# Given instruction
Your copy of the material must match it exactly, except that pictures are dropped.

# Input for this task

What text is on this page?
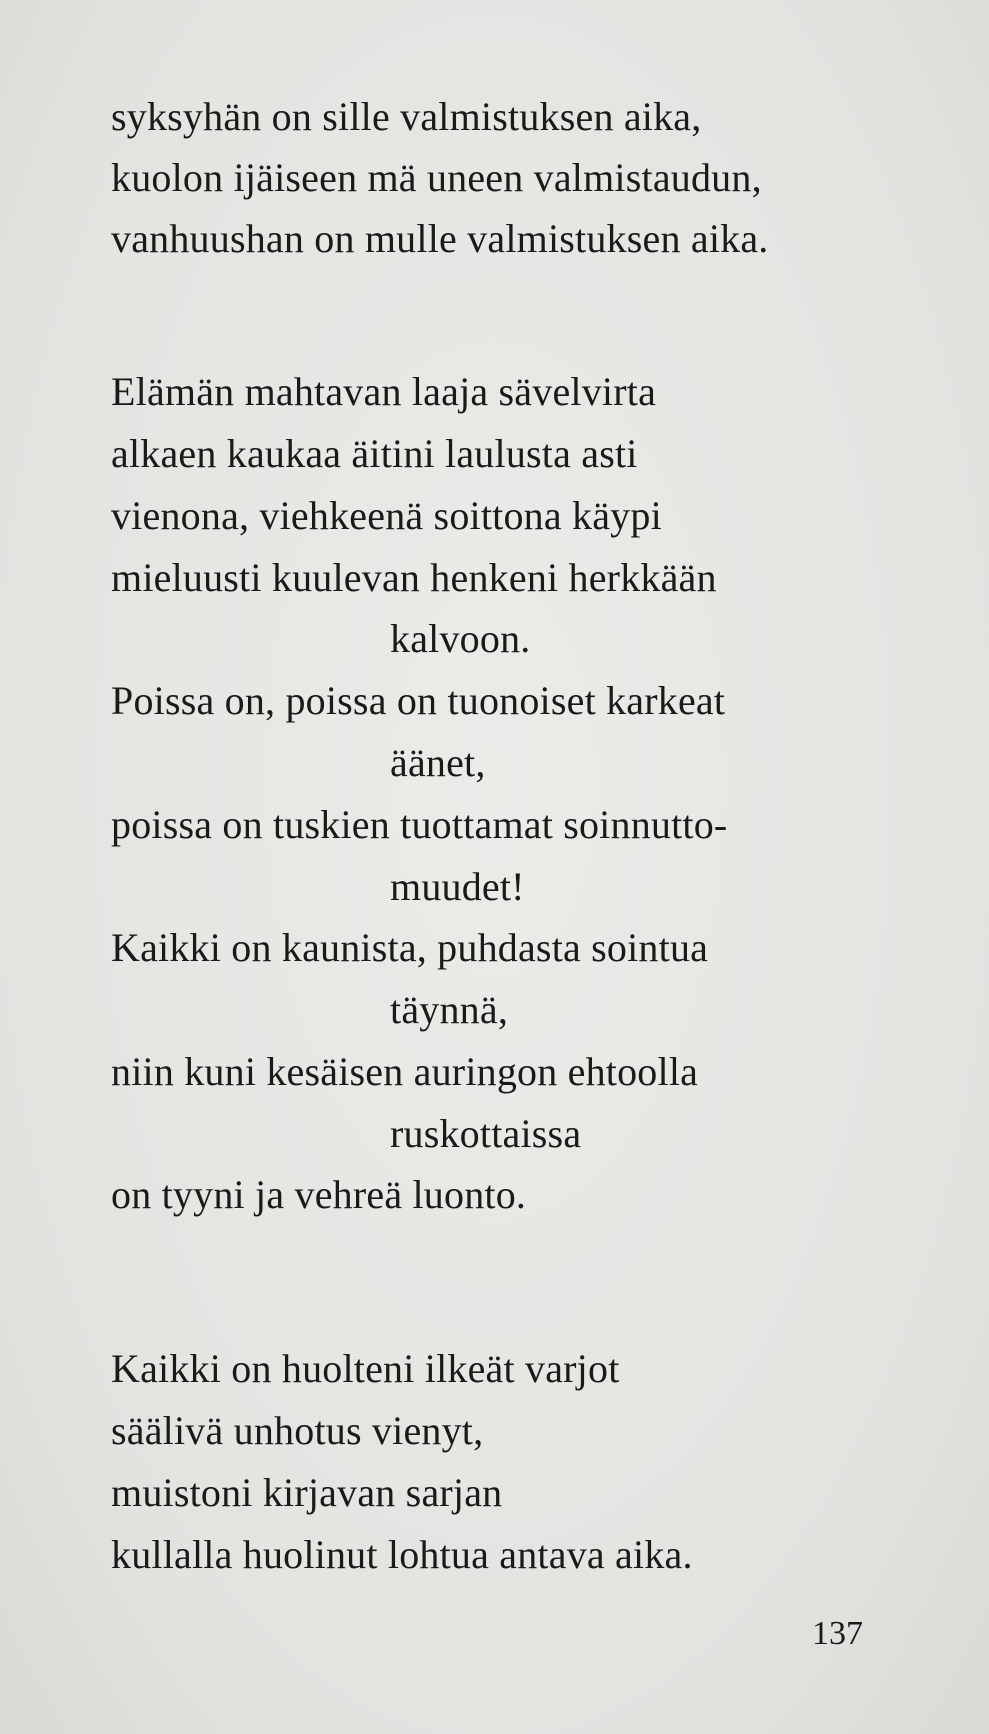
syksyhän on sille valmistuksen aika,

kuolon ijäiseen mä uneen valmistaudun,

vanhuushan on mulle valmistuksen aika.

Elämän mahtavan laaja sävelvirta

alkaen kaukaa äitini laulusta asti

vienona, viehkeenä soittona käypi

mieluusti kuulevan henkeni herkkään

kalvoon.

Poissa on, poissa on tuonoiset karkeat

äänet,

poissa on tuskien tuottamat soinnutto-

muudet!

Kaikki on kaunista, puhdasta sointua

täynnä,

niin kuni kesäisen auringon ehtoolla

ruskottaissa

on tyyni ja vehreä luonto.

Kaikki on huolteni ilkeät varjot

säälivä unhotus vienyt,

muistoni kirjavan sarjan

kullalla huolinut lohtua antava aika.

137
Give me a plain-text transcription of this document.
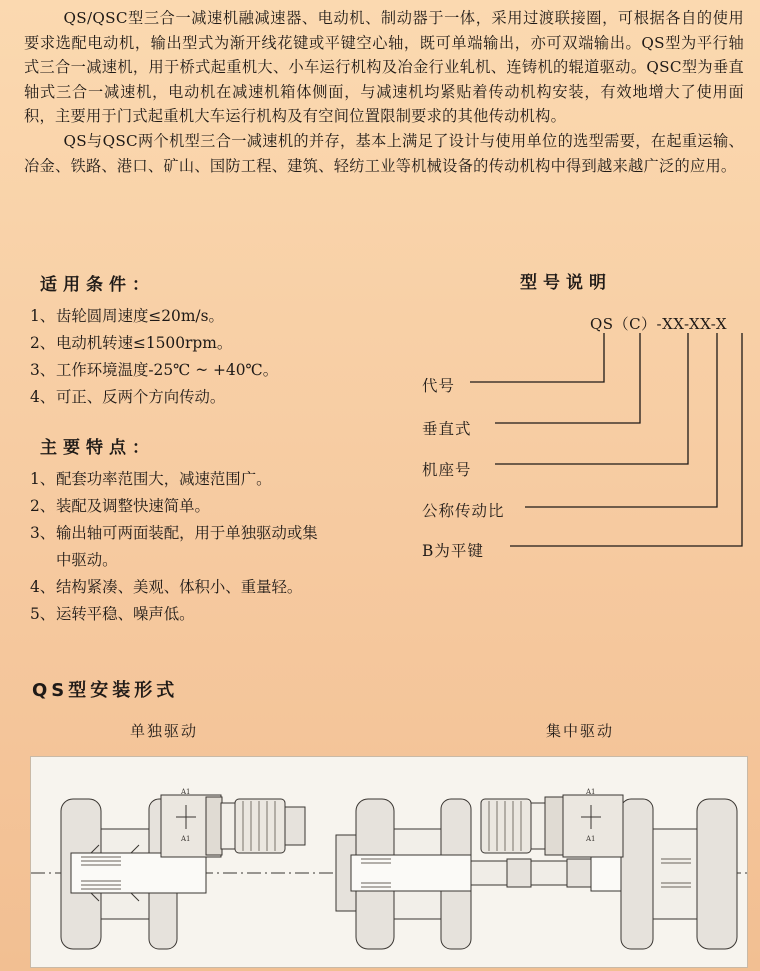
QS/QSC型三合一减速机融减速器、电动机、制动器于一体，采用过渡联接圈，可根据各自的使用要求选配电动机，输出型式为渐开线花键或平键空心轴，既可单端输出，亦可双端输出。QS型为平行轴式三合一减速机，用于桥式起重机大、小车运行机构及冶金行业轧机、连铸机的辊道驱动。QSC型为垂直轴式三合一减速机，电动机在减速机箱体侧面，与减速机均紧贴着传动机构安装，有效地增大了使用面积，主要用于门式起重机大车运行机构及有空间位置限制要求的其他传动机构。

QS与QSC两个机型三合一减速机的并存，基本上满足了设计与使用单位的选型需要，在起重运输、冶金、铁路、港口、矿山、国防工程、建筑、轻纺工业等机械设备的传动机构中得到越来越广泛的应用。

适用条件：
1、齿轮圆周速度≤20m/s。
2、电动机转速≤1500rpm。
3、工作环境温度-25℃ ~ +40℃。
4、可正、反两个方向传动。
主要特点：
1、配套功率范围大，减速范围广。
2、装配及调整快速简单。
3、输出轴可两面装配，用于单独驱动或集中驱动。
4、结构紧凑、美观、体积小、重量轻。
5、运转平稳、噪声低。
型号说明
QS（C）-XX-XX-X
代号
垂直式
机座号
公称传动比
B为平键
QS型安装形式
单独驱动	集中驱动
A1
A1
A1
A1
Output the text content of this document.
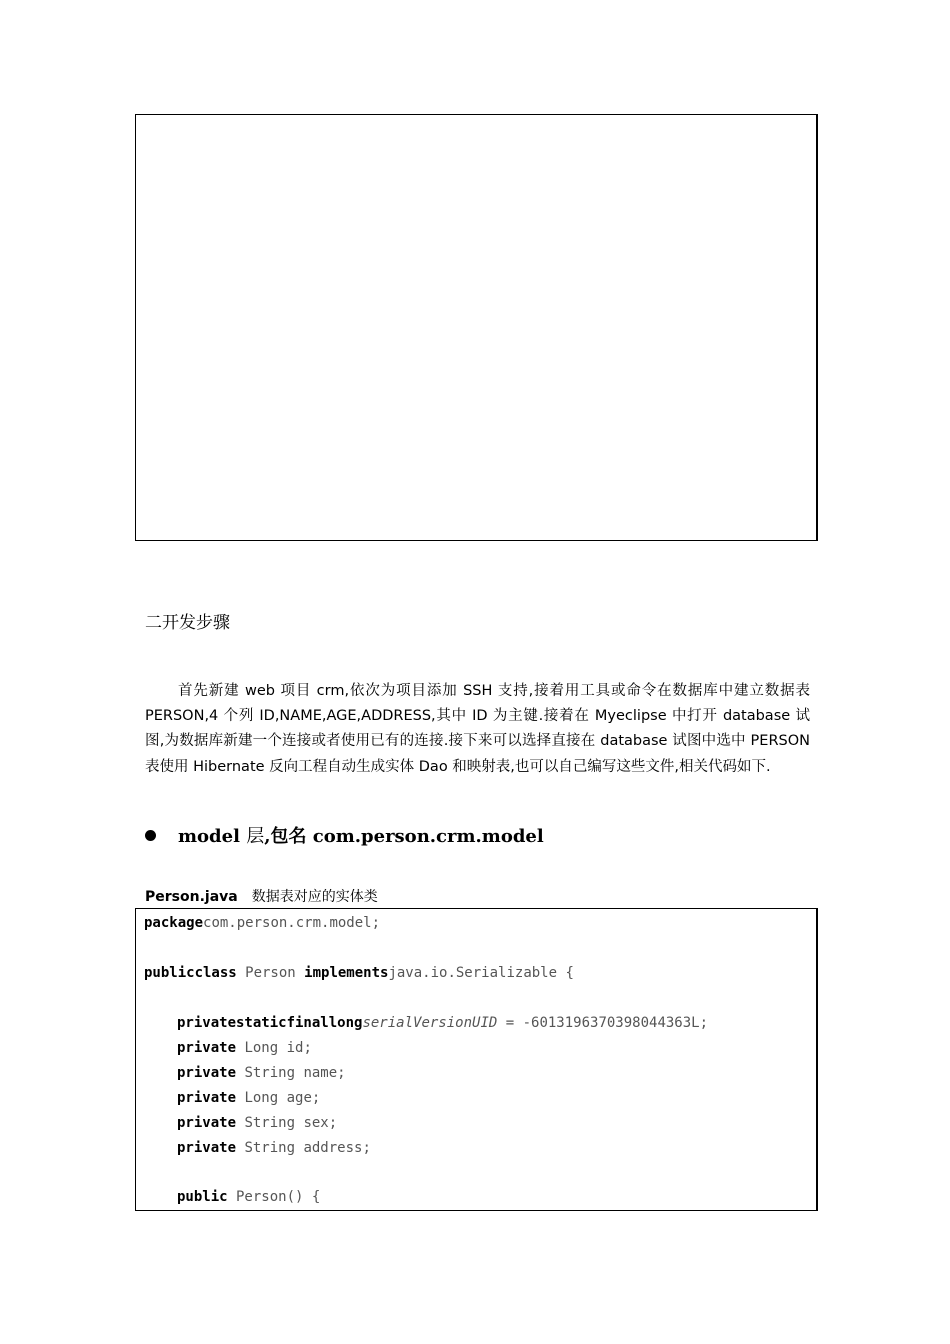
二开发步骤
首先新建 web 项目 crm,依次为项目添加 SSH 支持,接着用工具或命令在数据库中建立数据表 PERSON,4 个列 ID,NAME,AGE,ADDRESS,其中 ID 为主键.接着在 Myeclipse 中打开 database 试图,为数据库新建一个连接或者使用已有的连接.接下来可以选择直接在 database 试图中选中 PERSON 表使用 Hibernate 反向工程自动生成实体 Dao 和映射表,也可以自己编写这些文件,相关代码如下.
model 层,包名 com.person.crm.model
Person.java 数据表对应的实体类
packagecom.person.crm.model;
publicclass Person implementsjava.io.Serializable {
privatestaticfinallongserialVersionUID = -6013196370398044363L;
private Long id;
private String name;
private Long age;
private String sex;
private String address;
public Person() {
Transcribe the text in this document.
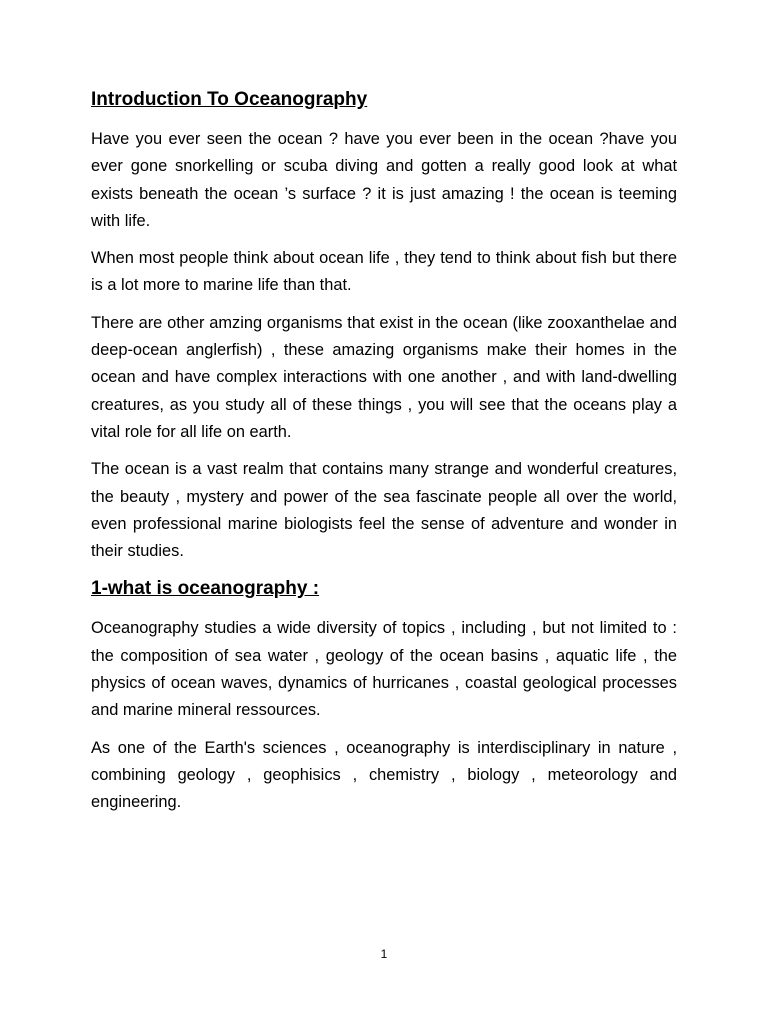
Introduction To Oceanography

Have you ever seen the ocean ? have you ever been in the ocean ?have you ever gone snorkelling or scuba diving and gotten a really good look at what exists beneath the ocean ’s surface ? it is just amazing ! the ocean is teeming with life.

When most people think about ocean life , they tend to think about fish but there is a lot more to marine life than that.

There are other amzing organisms that exist in the ocean (like zooxanthelae and deep-ocean anglerfish) , these amazing organisms make their homes in the ocean and have complex interactions with one another , and with land-dwelling creatures, as you study all of these things , you will see that the oceans play a vital role for all life on earth.

The ocean is a vast realm that contains many strange and wonderful creatures, the beauty , mystery and power of the sea fascinate people all over the world, even professional marine biologists feel the sense of adventure and wonder in their studies.

1-what is oceanography :

Oceanography studies a wide diversity of topics , including , but not limited to : the composition of sea water , geology of the ocean basins , aquatic life , the physics of ocean waves, dynamics of hurricanes , coastal geological processes and marine mineral ressources.

As one of the Earth's sciences , oceanography is interdisciplinary in nature , combining geology , geophisics , chemistry , biology , meteorology and engineering.

1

# The completed task
What text is on this page?
syksyhän on sille valmistuksen aika,

kuolon ijäiseen mä uneen valmistaudun,

vanhuushan on mulle valmistuksen aika.

Elämän mahtavan laaja sävelvirta

alkaen kaukaa äitini laulusta asti

vienona, viehkeenä soittona käypi

mieluusti kuulevan henkeni herkkään

kalvoon.

Poissa on, poissa on tuonoiset karkeat

äänet,

poissa on tuskien tuottamat soinnutto-

muudet!

Kaikki on kaunista, puhdasta sointua

täynnä,

niin kuni kesäisen auringon ehtoolla

ruskottaissa

on tyyni ja vehreä luonto.

Kaikki on huolteni ilkeät varjot

säälivä unhotus vienyt,

muistoni kirjavan sarjan

kullalla huolinut lohtua antava aika.

137
Give me a plain-text transcription of this document.
QS/QSC型三合一减速机融减速器、电动机、制动器于一体，采用过渡联接圈，可根据各自的使用要求选配电动机，输出型式为渐开线花键或平键空心轴，既可单端输出，亦可双端输出。QS型为平行轴式三合一减速机，用于桥式起重机大、小车运行机构及冶金行业轧机、连铸机的辊道驱动。QSC型为垂直轴式三合一减速机，电动机在减速机箱体侧面，与减速机均紧贴着传动机构安装，有效地增大了使用面积，主要用于门式起重机大车运行机构及有空间位置限制要求的其他传动机构。

QS与QSC两个机型三合一减速机的并存，基本上满足了设计与使用单位的选型需要，在起重运输、冶金、铁路、港口、矿山、国防工程、建筑、轻纺工业等机械设备的传动机构中得到越来越广泛的应用。

适用条件：
1、齿轮圆周速度≤20m/s。
2、电动机转速≤1500rpm。
3、工作环境温度-25℃ ~ +40℃。
4、可正、反两个方向传动。
主要特点：
1、配套功率范围大，减速范围广。
2、装配及调整快速简单。
3、输出轴可两面装配，用于单独驱动或集中驱动。
4、结构紧凑、美观、体积小、重量轻。
5、运转平稳、噪声低。
型号说明
QS（C）-XX-XX-X
代号
垂直式
机座号
公称传动比
B为平键
QS型安装形式
单独驱动	集中驱动
A1
A1
A1
A1
Output the text content of this document.
二开发步骤
首先新建 web 项目 crm,依次为项目添加 SSH 支持,接着用工具或命令在数据库中建立数据表 PERSON,4 个列 ID,NAME,AGE,ADDRESS,其中 ID 为主键.接着在 Myeclipse 中打开 database 试图,为数据库新建一个连接或者使用已有的连接.接下来可以选择直接在 database 试图中选中 PERSON 表使用 Hibernate 反向工程自动生成实体 Dao 和映射表,也可以自己编写这些文件,相关代码如下.
model 层,包名 com.person.crm.model
Person.java 数据表对应的实体类
packagecom.person.crm.model;
publicclass Person implementsjava.io.Serializable {
privatestaticfinallongserialVersionUID = -6013196370398044363L;
private Long id;
private String name;
private Long age;
private String sex;
private String address;
public Person() {
Transcribe the text in this document.
Introduction To Oceanography

Have you ever seen the ocean ? have you ever been in the ocean ?have you ever gone snorkelling or scuba diving and gotten a really good look at what exists beneath the ocean ’s surface ? it is just amazing ! the ocean is teeming with life.

When most people think about ocean life , they tend to think about fish but there is a lot more to marine life than that.

There are other amzing organisms that exist in the ocean (like zooxanthelae and deep-ocean anglerfish) , these amazing organisms make their homes in the ocean and have complex interactions with one another , and with land-dwelling creatures, as you study all of these things , you will see that the oceans play a vital role for all life on earth.

The ocean is a vast realm that contains many strange and wonderful creatures, the beauty , mystery and power of the sea fascinate people all over the world, even professional marine biologists feel the sense of adventure and wonder in their studies.

1-what is oceanography :

Oceanography studies a wide diversity of topics , including , but not limited to : the composition of sea water , geology of the ocean basins , aquatic life , the physics of ocean waves, dynamics of hurricanes , coastal geological processes and marine mineral ressources.

As one of the Earth's sciences , oceanography is interdisciplinary in nature , combining geology , geophisics , chemistry , biology , meteorology and engineering.

1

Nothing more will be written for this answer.